--- EXCERPT TO READ ---
I'll be the first to admit that fan expectations are often wildly out of whack, and basing any decisions on Twitter reaction is a losing game. None of that obscures the fact that all the fun and heart have been drained from Sony's marketing and interactions with fans.

Long gone are the days of Kevin Butler and the "It Only Does Everything" campaign. In its place was a bizarre three-minute commercial with people playing chess, no dialogue, and no games.

Sony's modus operandi now is to announce things and then ignore them for months on end, leaving fans with nothing to grasp onto. They lost the advantage they held in the streaming-tech wars, ceding that ground to Microsoft. And they are just getting around to combining two long-underperforming services into one bigger one that - wait for it - they've barely said anything about!

Now with this latest mistake, Ryan has upset not only fans but Sony employees. Many of those people are the same game-making talent that PlayStation has been desperately trying to acquire and keep happy in the current environment of empowered workers. Talented developers are in such demand right now that giving them any reason to jump ship could be a deadly misstep for a publisher. trying to keep pace with its competition. Sony themselves spent $1 billion to ensure that Destiny developer Bungie's employees would stay put after the Japanese giant acquired the studio earlier this year.

--- AIM OF THE TASK ---
Copy out the whole passage on Sony's marketing and its fans word for word. The entries that come next have no connection to the passage on Sony's marketing.

--- RECORDS SHOWN ---
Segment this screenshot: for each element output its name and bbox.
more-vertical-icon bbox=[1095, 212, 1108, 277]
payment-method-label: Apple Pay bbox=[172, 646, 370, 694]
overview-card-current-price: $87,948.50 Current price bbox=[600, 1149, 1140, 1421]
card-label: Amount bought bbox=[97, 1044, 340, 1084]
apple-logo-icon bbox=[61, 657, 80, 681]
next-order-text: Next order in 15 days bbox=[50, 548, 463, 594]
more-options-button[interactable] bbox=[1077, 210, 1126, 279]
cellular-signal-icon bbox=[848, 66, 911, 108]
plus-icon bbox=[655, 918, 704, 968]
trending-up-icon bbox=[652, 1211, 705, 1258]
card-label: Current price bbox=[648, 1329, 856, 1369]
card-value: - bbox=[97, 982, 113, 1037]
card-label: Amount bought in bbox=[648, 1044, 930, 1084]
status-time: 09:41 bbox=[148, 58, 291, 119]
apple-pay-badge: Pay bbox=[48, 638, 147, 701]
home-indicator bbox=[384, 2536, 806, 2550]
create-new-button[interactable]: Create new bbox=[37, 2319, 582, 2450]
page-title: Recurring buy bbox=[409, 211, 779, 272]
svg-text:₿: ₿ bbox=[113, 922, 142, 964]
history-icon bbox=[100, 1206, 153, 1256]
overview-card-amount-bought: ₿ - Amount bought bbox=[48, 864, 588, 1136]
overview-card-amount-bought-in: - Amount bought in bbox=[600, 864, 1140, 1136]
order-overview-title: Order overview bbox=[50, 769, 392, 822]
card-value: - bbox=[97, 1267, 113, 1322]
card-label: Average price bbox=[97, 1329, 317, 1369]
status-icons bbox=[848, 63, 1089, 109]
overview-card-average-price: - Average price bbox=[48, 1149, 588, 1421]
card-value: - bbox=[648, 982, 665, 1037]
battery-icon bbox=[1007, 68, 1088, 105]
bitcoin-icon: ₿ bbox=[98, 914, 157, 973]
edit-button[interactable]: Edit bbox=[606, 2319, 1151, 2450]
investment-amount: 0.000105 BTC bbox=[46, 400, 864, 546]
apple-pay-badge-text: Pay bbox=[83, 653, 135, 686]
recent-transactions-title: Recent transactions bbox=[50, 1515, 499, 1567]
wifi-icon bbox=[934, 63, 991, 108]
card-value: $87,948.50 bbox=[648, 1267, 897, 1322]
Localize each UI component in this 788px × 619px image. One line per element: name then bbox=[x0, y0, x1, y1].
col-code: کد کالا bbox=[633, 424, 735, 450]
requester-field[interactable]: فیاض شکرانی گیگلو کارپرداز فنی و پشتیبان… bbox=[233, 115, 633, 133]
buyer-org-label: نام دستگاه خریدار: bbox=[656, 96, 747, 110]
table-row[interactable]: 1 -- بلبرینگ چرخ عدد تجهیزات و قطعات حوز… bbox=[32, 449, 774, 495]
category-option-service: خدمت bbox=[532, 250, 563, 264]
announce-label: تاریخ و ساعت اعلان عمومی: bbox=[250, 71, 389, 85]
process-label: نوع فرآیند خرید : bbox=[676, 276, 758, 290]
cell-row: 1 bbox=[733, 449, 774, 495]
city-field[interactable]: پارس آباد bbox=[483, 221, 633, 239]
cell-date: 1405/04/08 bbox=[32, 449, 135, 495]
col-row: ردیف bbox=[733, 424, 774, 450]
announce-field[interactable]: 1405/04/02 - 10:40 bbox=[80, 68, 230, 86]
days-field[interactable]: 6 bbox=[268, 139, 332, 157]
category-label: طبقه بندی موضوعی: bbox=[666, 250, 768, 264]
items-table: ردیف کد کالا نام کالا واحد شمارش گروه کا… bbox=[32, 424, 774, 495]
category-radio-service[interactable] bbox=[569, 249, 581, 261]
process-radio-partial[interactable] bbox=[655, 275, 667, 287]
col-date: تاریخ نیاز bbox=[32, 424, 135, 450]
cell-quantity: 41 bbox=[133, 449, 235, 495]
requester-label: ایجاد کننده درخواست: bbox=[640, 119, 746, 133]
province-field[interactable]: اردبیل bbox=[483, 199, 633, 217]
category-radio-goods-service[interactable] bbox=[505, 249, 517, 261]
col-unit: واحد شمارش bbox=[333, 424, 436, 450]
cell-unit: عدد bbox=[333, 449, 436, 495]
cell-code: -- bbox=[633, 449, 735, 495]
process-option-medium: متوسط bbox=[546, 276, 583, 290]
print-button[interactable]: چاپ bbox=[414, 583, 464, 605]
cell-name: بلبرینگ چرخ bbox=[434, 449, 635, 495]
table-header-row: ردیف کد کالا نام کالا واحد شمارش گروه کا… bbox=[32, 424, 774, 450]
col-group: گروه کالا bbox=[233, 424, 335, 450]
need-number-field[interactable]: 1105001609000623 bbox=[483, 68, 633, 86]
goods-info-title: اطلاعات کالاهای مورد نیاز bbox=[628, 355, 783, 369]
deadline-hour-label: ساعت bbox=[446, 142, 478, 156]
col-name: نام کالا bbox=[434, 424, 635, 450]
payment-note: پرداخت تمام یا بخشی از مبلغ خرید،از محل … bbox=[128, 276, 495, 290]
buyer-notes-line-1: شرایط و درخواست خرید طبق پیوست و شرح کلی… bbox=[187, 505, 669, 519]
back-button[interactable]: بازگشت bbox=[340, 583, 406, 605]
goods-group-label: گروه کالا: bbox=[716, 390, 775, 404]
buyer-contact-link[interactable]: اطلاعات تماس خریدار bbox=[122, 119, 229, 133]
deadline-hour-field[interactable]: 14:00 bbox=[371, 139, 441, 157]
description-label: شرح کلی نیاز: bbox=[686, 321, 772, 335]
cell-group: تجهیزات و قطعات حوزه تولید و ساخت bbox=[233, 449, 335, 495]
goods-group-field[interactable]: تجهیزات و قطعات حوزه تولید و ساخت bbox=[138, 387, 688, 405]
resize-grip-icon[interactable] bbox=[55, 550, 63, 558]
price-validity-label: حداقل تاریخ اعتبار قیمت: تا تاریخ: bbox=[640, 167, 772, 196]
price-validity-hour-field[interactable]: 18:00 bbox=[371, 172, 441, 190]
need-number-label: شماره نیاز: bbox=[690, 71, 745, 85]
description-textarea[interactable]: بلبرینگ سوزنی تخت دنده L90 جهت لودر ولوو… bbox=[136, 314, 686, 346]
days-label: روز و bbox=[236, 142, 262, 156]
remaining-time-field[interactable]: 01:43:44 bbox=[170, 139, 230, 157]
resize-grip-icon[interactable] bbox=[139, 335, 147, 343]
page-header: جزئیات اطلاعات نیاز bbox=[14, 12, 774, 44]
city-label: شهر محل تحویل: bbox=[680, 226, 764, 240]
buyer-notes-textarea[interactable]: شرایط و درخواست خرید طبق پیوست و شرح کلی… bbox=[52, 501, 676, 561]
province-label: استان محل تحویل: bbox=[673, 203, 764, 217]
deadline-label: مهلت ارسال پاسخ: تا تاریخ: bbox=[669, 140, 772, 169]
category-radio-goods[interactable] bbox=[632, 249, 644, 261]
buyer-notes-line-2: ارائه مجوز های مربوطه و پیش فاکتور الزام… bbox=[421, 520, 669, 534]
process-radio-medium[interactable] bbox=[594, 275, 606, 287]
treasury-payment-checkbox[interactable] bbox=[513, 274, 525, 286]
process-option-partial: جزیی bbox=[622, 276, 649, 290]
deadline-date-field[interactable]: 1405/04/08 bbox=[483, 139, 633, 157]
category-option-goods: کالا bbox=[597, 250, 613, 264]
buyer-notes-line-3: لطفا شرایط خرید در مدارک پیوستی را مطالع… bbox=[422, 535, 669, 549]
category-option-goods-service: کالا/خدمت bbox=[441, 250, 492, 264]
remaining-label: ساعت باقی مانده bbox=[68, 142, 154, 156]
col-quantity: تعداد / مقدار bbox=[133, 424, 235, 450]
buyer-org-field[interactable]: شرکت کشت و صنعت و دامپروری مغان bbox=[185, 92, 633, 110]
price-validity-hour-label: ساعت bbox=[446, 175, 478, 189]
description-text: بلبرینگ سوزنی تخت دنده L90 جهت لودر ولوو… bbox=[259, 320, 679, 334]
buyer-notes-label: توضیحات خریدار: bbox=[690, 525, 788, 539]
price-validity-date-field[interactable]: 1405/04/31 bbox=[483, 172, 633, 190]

--- OUTPUT FOR THIS TASK ---
I'll be the first to admit that fan expectations are often wildly out of whack, and basing any decisions on Twitter reaction is a losing game. None of that obscures the fact that all the fun and heart have been drained from Sony's marketing and interactions with fans.

Long gone are the days of Kevin Butler and the "It Only Does Everything" campaign. In its place was a bizarre three-minute commercial with people playing chess, no dialogue, and no games.

Sony's modus operandi now is to announce things and then ignore them for months on end, leaving fans with nothing to grasp onto. They lost the advantage they held in the streaming-tech wars, ceding that ground to Microsoft. And they are just getting around to combining two long-underperforming services into one bigger one that - wait for it - they've barely said anything about!

Now with this latest mistake, Ryan has upset not only fans but Sony employees. Many of those people are the same game-making talent that PlayStation has been desperately trying to acquire and keep happy in the current environment of empowered workers. Talented developers are in such demand right now that giving them any reason to jump ship could be a deadly misstep for a publisher. trying to keep pace with its competition. Sony themselves spent $1 billion to ensure that Destiny developer Bungie's employees would stay put after the Japanese giant acquired the studio earlier this year.